(Records contained in a dataset)
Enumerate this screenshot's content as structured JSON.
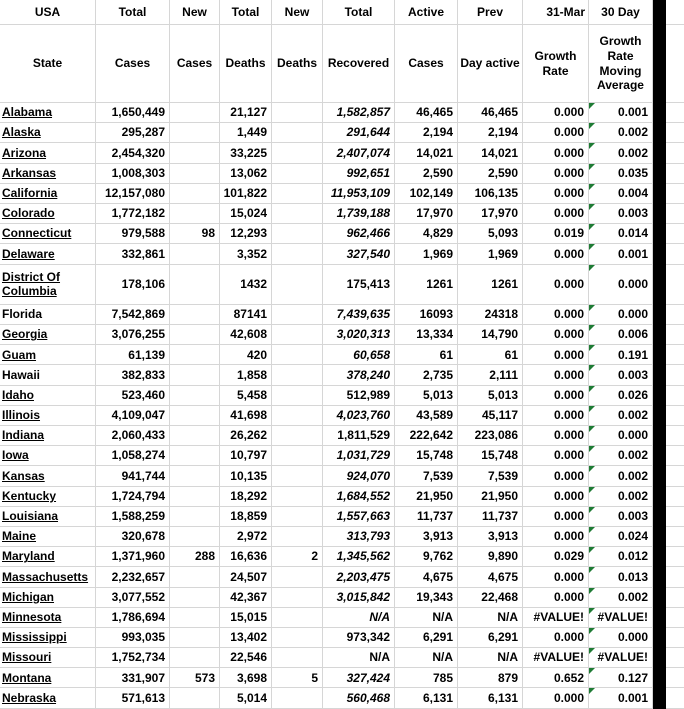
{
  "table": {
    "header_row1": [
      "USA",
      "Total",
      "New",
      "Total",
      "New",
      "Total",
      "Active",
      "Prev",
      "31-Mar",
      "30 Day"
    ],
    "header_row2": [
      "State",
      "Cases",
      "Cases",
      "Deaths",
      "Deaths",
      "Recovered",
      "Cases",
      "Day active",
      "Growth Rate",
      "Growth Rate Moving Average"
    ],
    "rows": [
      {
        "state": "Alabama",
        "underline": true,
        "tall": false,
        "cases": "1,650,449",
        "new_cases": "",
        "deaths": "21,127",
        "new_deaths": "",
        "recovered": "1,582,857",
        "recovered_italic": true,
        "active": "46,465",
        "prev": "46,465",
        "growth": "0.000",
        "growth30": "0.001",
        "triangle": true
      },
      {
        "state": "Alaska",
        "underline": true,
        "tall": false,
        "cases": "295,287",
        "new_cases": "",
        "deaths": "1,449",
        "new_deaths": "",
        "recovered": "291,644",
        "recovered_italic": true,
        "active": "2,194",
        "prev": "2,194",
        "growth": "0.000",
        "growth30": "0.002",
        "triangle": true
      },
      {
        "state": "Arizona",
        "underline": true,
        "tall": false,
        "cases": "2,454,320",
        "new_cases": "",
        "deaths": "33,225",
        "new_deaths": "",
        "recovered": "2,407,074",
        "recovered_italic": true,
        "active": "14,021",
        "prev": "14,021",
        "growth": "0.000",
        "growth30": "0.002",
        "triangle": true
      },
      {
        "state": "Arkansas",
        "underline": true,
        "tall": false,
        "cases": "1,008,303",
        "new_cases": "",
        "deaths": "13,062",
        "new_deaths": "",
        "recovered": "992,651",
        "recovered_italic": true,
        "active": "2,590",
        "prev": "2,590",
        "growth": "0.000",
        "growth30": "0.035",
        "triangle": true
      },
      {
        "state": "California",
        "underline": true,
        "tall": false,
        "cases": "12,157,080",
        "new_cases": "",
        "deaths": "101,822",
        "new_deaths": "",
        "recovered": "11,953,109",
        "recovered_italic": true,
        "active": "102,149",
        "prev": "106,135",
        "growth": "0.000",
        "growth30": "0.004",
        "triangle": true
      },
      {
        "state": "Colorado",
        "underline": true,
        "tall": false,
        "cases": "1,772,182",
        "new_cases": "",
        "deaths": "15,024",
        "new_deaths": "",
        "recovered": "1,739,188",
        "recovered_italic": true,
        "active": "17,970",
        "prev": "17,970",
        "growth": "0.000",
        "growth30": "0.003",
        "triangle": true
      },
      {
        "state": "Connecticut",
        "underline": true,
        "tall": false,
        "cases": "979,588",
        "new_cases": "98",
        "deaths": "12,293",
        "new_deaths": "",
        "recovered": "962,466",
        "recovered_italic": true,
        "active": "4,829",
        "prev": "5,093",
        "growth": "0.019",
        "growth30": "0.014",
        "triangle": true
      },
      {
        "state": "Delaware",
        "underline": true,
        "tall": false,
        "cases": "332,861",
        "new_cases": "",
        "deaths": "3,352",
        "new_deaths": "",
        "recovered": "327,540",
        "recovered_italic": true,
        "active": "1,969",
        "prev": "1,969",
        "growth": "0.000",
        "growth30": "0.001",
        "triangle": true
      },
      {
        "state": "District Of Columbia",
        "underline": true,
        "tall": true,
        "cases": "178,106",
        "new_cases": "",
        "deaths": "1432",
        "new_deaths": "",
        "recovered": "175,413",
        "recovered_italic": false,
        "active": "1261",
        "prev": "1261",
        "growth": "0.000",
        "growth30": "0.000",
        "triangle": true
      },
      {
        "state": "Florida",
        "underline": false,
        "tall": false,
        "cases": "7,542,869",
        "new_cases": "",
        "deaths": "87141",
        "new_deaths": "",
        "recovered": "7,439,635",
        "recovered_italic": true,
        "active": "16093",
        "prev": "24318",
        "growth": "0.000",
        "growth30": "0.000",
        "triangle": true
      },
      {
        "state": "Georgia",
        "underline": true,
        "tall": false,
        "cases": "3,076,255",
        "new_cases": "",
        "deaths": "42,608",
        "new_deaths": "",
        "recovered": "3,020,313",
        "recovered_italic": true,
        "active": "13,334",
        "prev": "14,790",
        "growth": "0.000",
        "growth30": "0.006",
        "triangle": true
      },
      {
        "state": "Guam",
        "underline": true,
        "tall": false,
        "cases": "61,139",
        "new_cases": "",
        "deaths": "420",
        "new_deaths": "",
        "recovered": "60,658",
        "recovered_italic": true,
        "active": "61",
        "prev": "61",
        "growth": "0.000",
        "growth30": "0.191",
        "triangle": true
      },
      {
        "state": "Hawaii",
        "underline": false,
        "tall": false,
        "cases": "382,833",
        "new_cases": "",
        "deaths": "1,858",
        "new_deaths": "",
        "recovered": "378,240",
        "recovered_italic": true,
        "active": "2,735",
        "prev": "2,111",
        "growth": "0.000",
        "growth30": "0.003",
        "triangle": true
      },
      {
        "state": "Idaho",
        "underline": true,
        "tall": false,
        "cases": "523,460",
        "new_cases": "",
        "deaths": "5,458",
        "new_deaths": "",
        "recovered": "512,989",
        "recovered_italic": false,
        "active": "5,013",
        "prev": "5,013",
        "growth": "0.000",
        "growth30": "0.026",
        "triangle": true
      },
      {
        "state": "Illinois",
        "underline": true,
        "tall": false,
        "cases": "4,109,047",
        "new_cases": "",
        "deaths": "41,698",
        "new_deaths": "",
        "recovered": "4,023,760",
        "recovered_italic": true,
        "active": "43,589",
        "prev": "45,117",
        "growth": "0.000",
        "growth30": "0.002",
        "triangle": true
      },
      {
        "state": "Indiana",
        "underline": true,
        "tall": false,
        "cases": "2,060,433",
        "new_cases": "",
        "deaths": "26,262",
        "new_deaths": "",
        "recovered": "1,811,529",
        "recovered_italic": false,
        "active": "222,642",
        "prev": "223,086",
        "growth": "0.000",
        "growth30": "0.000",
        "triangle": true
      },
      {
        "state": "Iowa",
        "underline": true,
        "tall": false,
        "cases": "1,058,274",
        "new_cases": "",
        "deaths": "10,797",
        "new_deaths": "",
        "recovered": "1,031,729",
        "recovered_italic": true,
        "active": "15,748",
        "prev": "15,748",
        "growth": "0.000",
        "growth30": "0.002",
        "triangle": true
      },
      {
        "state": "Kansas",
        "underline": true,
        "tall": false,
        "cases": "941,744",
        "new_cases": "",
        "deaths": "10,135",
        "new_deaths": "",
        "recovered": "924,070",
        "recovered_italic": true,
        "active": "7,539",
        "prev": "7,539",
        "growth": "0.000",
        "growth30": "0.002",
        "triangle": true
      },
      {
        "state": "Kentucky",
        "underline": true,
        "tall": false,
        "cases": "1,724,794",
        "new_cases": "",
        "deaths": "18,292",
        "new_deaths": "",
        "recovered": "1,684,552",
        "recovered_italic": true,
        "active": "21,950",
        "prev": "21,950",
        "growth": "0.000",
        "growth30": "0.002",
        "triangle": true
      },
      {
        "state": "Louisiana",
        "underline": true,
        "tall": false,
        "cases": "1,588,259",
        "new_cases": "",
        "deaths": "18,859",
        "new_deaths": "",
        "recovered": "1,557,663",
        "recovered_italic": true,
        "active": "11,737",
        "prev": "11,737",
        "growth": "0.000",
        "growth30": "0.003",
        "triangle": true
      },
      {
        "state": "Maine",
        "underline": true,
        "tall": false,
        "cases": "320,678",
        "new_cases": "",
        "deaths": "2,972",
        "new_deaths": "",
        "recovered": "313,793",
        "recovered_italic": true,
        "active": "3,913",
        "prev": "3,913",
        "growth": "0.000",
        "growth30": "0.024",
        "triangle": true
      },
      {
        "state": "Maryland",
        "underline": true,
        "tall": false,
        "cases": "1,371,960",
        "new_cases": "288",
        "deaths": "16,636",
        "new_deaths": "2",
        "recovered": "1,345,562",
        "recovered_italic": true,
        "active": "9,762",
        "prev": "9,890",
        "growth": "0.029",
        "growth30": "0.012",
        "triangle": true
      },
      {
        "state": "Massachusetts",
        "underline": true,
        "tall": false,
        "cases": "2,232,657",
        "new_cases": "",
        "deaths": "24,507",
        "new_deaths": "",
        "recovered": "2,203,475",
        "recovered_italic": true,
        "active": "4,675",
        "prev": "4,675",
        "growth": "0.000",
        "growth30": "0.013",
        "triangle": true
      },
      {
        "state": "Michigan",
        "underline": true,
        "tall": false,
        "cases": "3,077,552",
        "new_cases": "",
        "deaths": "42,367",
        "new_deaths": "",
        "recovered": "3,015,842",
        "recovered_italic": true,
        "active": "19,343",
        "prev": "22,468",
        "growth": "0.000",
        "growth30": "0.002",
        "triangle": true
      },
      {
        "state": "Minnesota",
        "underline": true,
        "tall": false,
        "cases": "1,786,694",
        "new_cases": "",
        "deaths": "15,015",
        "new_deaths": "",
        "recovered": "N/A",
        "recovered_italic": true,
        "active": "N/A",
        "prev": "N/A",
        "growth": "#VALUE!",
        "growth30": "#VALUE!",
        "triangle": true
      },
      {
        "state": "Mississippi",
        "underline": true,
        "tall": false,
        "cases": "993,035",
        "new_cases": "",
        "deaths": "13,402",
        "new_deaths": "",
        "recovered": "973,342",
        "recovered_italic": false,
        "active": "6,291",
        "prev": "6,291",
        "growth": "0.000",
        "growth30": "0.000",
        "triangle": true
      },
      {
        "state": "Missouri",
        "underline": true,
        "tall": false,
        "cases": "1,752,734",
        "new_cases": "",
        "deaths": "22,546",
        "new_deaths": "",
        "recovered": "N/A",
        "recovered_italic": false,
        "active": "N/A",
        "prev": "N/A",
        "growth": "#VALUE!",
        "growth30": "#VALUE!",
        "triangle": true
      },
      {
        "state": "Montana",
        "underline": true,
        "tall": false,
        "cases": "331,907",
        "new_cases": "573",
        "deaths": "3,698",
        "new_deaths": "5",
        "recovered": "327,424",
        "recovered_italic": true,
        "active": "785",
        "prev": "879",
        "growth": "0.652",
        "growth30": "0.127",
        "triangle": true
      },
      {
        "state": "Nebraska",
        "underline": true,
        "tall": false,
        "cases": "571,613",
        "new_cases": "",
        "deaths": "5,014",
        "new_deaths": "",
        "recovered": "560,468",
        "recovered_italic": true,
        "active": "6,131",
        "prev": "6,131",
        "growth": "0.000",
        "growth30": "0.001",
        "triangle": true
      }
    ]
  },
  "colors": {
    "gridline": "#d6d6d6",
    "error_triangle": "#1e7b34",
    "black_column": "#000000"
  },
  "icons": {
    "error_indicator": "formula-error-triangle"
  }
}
---
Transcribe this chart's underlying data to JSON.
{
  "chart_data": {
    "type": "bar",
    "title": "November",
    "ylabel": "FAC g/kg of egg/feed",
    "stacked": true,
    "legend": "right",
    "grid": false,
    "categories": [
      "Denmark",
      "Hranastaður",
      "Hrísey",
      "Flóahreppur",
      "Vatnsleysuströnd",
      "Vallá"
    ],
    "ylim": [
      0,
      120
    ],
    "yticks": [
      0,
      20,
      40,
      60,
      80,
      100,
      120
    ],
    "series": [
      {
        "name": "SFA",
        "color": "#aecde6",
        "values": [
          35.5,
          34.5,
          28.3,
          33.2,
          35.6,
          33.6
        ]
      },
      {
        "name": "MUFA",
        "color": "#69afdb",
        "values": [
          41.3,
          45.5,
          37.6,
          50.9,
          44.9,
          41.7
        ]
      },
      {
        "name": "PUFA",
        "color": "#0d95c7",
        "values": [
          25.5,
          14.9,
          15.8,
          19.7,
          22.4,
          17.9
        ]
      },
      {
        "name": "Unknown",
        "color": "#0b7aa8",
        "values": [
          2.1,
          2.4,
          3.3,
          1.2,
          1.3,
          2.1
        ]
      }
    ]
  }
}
--
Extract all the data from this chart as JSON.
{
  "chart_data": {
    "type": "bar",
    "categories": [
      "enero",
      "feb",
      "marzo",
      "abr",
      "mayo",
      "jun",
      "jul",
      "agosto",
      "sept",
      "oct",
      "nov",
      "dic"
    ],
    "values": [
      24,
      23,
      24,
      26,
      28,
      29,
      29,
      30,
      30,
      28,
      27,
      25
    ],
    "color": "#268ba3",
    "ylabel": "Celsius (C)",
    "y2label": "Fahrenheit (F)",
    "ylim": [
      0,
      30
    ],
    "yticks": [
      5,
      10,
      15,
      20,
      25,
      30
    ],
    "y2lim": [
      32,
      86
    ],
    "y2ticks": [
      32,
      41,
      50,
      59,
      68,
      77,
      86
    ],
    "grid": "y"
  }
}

> _What is being asked_:
Working from the material above, state how many lines contain "ylabel"; give only the number.

> _The response_:
2